Collected data
>> start
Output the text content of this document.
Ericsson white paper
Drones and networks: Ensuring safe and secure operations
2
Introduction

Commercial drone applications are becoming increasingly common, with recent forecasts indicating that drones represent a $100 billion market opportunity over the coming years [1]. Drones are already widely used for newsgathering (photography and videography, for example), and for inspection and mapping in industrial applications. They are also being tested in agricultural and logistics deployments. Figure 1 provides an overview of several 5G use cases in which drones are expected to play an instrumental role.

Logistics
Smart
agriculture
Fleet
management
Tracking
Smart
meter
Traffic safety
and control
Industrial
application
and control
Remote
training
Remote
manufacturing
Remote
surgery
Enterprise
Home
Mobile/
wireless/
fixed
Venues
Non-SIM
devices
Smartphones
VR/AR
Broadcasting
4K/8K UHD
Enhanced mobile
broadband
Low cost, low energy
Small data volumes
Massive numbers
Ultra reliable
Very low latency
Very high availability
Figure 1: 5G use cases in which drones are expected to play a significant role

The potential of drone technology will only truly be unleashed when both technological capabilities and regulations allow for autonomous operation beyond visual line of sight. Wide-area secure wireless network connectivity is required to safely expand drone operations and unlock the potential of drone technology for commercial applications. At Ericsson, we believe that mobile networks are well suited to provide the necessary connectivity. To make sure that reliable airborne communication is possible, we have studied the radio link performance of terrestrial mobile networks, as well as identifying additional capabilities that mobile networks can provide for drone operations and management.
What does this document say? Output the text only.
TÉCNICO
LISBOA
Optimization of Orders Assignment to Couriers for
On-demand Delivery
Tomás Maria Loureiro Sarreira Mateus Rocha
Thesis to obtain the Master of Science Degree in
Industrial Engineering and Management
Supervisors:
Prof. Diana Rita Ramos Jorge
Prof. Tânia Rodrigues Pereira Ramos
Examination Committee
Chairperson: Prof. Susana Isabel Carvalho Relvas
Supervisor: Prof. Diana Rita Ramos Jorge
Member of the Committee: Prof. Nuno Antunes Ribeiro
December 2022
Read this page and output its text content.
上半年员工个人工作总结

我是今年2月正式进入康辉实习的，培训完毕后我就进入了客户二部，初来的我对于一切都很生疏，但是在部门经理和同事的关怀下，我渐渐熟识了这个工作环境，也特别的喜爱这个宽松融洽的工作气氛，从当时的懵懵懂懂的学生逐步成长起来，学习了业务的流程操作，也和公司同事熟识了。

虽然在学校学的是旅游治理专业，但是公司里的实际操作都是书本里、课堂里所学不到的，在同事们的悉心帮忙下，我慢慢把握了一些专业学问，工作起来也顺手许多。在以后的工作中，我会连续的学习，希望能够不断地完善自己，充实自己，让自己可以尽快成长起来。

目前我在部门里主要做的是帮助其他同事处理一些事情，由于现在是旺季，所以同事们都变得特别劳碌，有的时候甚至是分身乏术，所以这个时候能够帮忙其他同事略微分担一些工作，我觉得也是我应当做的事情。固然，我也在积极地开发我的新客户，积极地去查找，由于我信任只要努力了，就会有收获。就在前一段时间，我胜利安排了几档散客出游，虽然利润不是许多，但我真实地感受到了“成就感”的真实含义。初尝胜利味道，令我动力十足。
>> end
SHORT TASK: Give the number of lines that carry the word "wireless", with nothing added.

COMPLETE ANSWER: 2